* YOUR TASK:
Can you find the lines of the listing that include "BOLT" and copy every one?

* RECORD EXTRACTS:
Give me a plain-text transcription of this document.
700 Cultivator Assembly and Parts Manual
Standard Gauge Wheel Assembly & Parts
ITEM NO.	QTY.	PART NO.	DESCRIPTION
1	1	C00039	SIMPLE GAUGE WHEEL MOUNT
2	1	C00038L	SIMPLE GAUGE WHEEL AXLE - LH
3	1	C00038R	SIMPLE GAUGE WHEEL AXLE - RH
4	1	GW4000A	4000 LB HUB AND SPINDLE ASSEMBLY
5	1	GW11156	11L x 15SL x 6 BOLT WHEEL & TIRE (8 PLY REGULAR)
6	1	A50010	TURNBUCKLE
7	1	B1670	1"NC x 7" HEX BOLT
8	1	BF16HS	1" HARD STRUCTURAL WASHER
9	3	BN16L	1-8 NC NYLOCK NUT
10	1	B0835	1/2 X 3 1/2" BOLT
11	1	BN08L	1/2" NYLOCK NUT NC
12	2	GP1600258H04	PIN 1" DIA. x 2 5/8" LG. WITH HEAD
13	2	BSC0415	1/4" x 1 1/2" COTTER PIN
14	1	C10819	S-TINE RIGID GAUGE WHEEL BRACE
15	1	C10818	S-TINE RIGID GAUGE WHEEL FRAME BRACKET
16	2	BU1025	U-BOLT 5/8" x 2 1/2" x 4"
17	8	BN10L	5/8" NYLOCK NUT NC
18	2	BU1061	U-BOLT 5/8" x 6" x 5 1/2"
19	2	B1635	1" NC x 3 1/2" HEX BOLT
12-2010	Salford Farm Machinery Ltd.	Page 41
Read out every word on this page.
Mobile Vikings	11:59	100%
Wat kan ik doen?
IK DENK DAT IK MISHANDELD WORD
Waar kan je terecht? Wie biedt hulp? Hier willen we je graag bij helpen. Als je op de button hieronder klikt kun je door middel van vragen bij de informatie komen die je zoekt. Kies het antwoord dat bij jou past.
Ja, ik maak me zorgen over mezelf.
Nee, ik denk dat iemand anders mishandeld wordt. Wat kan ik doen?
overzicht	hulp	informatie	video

* SOLVED PROBLEM:
5	1	GW11156	11L x 15SL x 6 BOLT WHEEL & TIRE (8 PLY REGULAR)
7	1	B1670	1"NC x 7" HEX BOLT
10	1	B0835	1/2 X 3 1/2" BOLT
16	2	BU1025	U-BOLT 5/8" x 2 1/2" x 4"
18	2	BU1061	U-BOLT 5/8" x 6" x 5 1/2"
19	2	B1635	1" NC x 3 1/2" HEX BOLT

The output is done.